▶ **TASK OBJECTIVE**
Filter these entries, keeping only lines that hold the word "justificaría".

▶ **RAW RECORDS**

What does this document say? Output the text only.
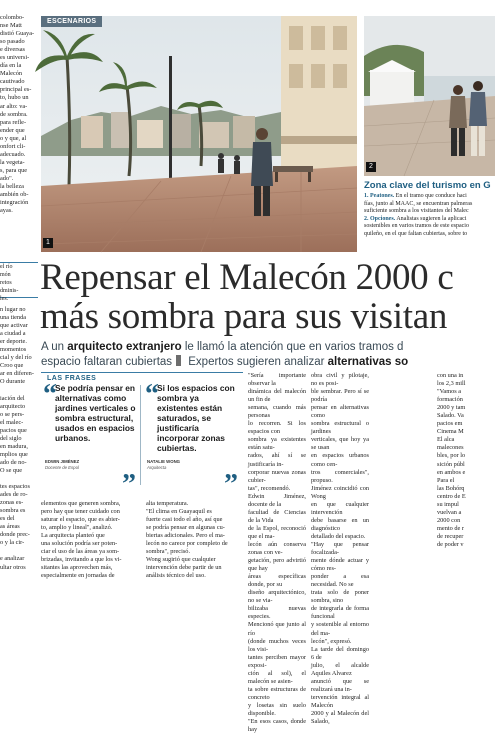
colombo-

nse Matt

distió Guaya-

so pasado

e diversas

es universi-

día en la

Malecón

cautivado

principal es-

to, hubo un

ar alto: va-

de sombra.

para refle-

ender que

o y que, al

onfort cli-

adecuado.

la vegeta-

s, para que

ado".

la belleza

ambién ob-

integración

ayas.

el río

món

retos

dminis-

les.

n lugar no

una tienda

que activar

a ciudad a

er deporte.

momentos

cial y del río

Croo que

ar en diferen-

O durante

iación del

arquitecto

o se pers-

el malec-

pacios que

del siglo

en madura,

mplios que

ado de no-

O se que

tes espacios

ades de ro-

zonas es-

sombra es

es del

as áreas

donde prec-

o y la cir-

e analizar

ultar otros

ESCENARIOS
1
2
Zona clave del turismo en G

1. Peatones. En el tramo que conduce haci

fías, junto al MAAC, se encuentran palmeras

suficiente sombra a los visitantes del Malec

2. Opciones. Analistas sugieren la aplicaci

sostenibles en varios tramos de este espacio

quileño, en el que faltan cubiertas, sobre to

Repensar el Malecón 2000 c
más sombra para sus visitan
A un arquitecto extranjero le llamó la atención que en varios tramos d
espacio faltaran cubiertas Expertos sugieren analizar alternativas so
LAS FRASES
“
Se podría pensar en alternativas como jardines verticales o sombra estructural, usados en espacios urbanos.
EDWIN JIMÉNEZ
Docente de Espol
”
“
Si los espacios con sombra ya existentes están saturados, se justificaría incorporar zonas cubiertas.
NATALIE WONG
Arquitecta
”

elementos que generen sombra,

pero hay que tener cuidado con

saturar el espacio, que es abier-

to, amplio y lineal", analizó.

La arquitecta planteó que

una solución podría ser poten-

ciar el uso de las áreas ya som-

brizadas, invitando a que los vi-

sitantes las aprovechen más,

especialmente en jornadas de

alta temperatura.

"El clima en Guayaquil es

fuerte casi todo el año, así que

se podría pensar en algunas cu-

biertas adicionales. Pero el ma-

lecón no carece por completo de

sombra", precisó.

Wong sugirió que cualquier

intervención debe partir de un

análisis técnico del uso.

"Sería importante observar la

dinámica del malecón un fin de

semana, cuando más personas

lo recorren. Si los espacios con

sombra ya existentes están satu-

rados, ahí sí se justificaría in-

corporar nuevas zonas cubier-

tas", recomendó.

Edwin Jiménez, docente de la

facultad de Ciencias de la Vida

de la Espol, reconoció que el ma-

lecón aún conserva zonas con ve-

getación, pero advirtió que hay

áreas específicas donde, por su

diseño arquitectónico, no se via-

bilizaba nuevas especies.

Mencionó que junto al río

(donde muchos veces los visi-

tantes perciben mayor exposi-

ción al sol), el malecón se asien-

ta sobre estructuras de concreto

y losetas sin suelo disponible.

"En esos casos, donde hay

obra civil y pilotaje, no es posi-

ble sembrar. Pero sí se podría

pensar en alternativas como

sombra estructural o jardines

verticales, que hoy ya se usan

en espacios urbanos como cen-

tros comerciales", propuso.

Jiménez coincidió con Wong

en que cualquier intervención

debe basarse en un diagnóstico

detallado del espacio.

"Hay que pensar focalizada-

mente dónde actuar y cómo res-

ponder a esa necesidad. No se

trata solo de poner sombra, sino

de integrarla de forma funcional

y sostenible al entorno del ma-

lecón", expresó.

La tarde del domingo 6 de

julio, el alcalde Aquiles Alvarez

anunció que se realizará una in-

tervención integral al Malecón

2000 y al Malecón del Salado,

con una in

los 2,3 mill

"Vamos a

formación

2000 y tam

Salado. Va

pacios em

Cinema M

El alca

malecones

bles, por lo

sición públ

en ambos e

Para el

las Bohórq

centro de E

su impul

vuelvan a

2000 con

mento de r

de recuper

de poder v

▶ **ANSWER**
Si los espacios con sombra ya existentes están saturados, se justificaría incorporar zonas cubiertas.
rados, ahí sí se justificaría in-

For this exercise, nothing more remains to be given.